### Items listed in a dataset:
# # # # # # #
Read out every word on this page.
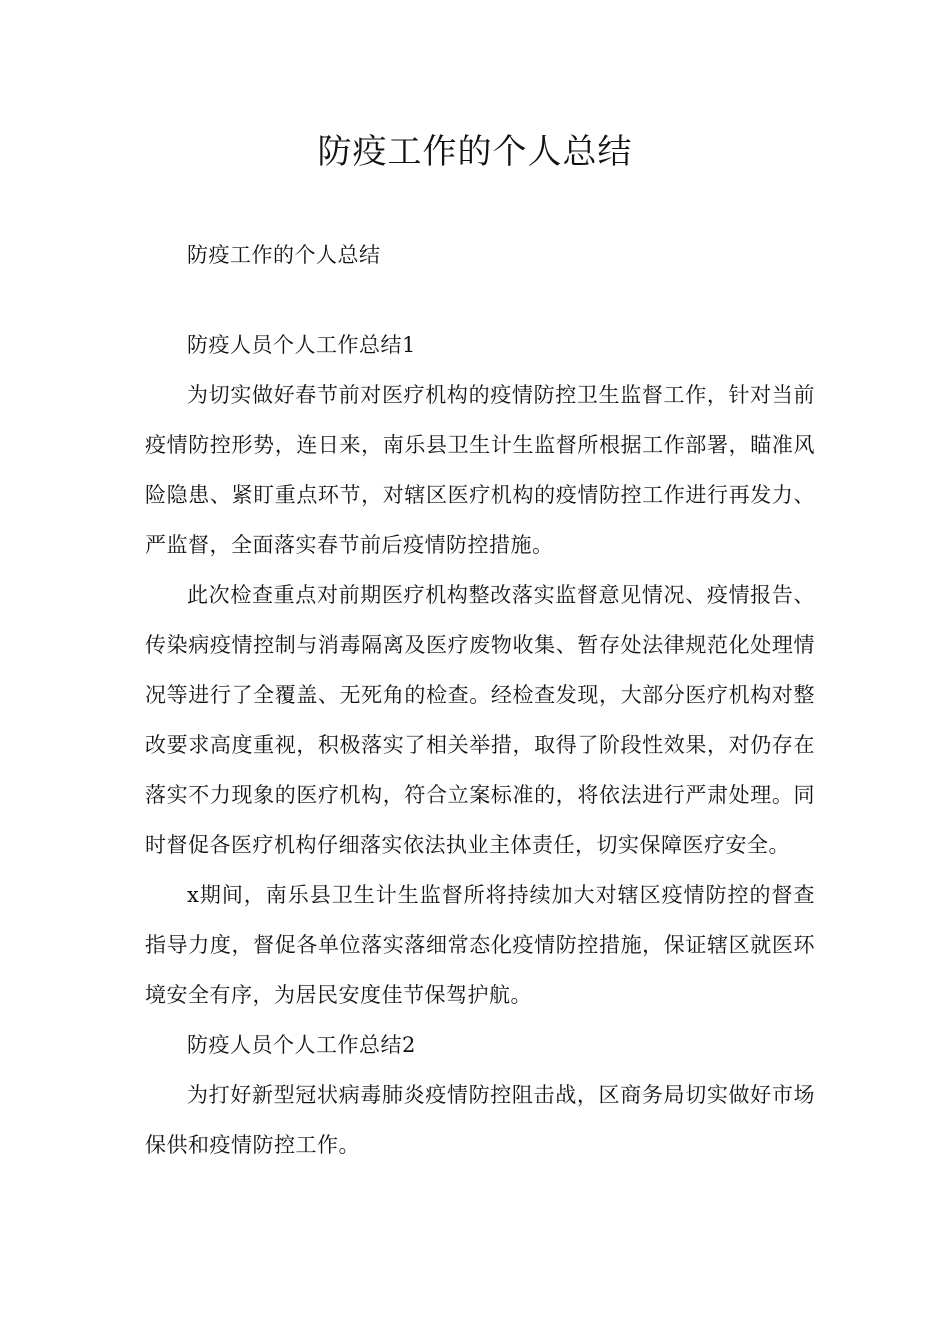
防疫工作的个人总结

防疫工作的个人总结

防疫人员个人工作总结1

为切实做好春节前对医疗机构的疫情防控卫生监督工作，针对当前疫情防控形势，连日来，南乐县卫生计生监督所根据工作部署，瞄准风险隐患、紧盯重点环节，对辖区医疗机构的疫情防控工作进行再发力、严监督，全面落实春节前后疫情防控措施。

此次检查重点对前期医疗机构整改落实监督意见情况、疫情报告、传染病疫情控制与消毒隔离及医疗废物收集、暂存处法律规范化处理情况等进行了全覆盖、无死角的检查。经检查发现，大部分医疗机构对整改要求高度重视，积极落实了相关举措，取得了阶段性效果，对仍存在落实不力现象的医疗机构，符合立案标准的，将依法进行严肃处理。同时督促各医疗机构仔细落实依法执业主体责任，切实保障医疗安全。

x期间，南乐县卫生计生监督所将持续加大对辖区疫情防控的督查指导力度，督促各单位落实落细常态化疫情防控措施，保证辖区就医环境安全有序，为居民安度佳节保驾护航。

防疫人员个人工作总结2

为打好新型冠状病毒肺炎疫情防控阻击战，区商务局切实做好市场保供和疫情防控工作。
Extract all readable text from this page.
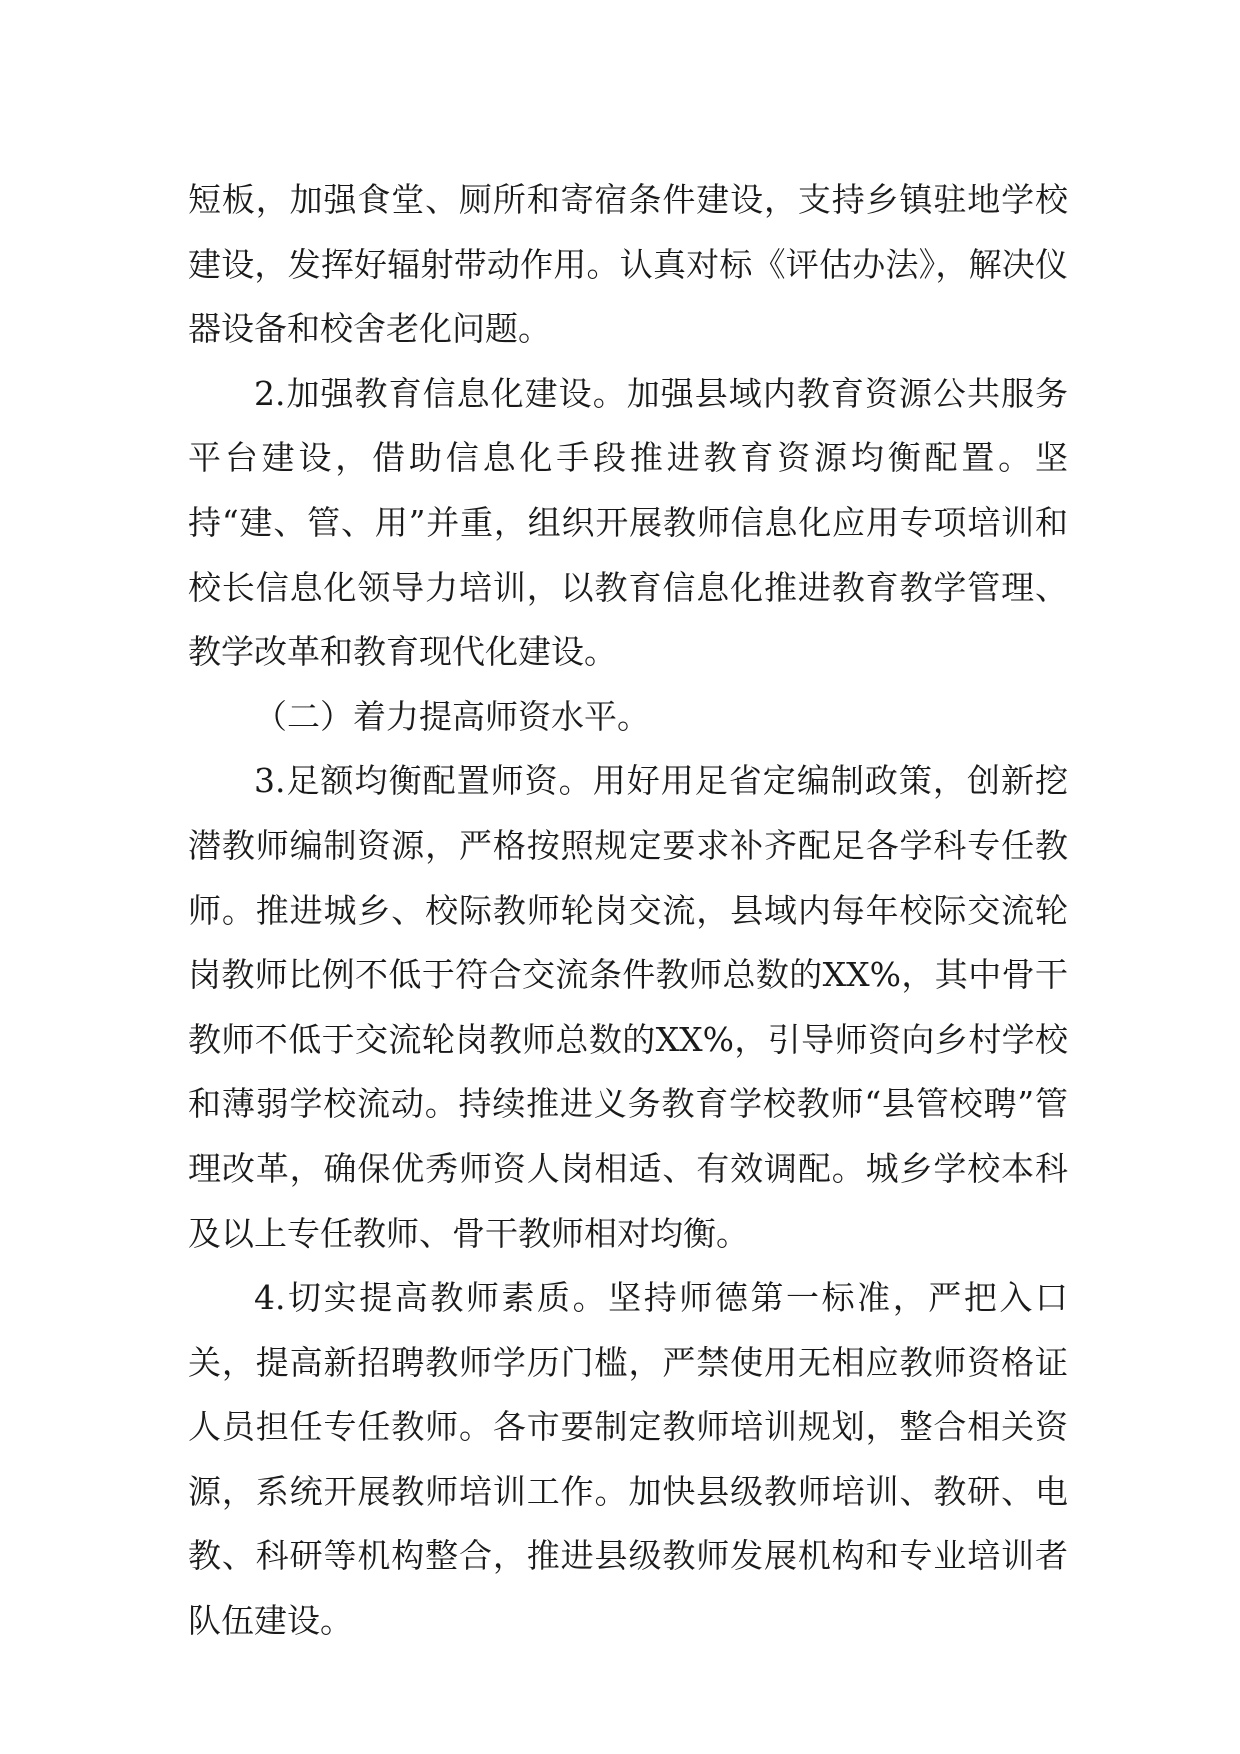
短板，加强食堂、厕所和寄宿条件建设，支持乡镇驻地学校建设，发挥好辐射带动作用。认真对标《评估办法》，解决仪器设备和校舍老化问题。

2.加强教育信息化建设。加强县域内教育资源公共服务平台建设，借助信息化手段推进教育资源均衡配置。坚持“建、管、用”并重，组织开展教师信息化应用专项培训和校长信息化领导力培训，以教育信息化推进教育教学管理、教学改革和教育现代化建设。

（二）着力提高师资水平。

3.足额均衡配置师资。用好用足省定编制政策，创新挖潜教师编制资源，严格按照规定要求补齐配足各学科专任教师。推进城乡、校际教师轮岗交流，县域内每年校际交流轮岗教师比例不低于符合交流条件教师总数的XX%，其中骨干教师不低于交流轮岗教师总数的XX%，引导师资向乡村学校和薄弱学校流动。持续推进义务教育学校教师“县管校聘”管理改革，确保优秀师资人岗相适、有效调配。城乡学校本科及以上专任教师、骨干教师相对均衡。

4.切实提高教师素质。坚持师德第一标准，严把入口关，提高新招聘教师学历门槛，严禁使用无相应教师资格证人员担任专任教师。各市要制定教师培训规划，整合相关资源，系统开展教师培训工作。加快县级教师培训、教研、电教、科研等机构整合，推进县级教师发展机构和专业培训者队伍建设。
# # # # # # #
### Exercise task:
Each line with the string "this" in it needs to be found and copied.

### Answer to the problem:
Read out every word on this page.
Extract all readable text from this page.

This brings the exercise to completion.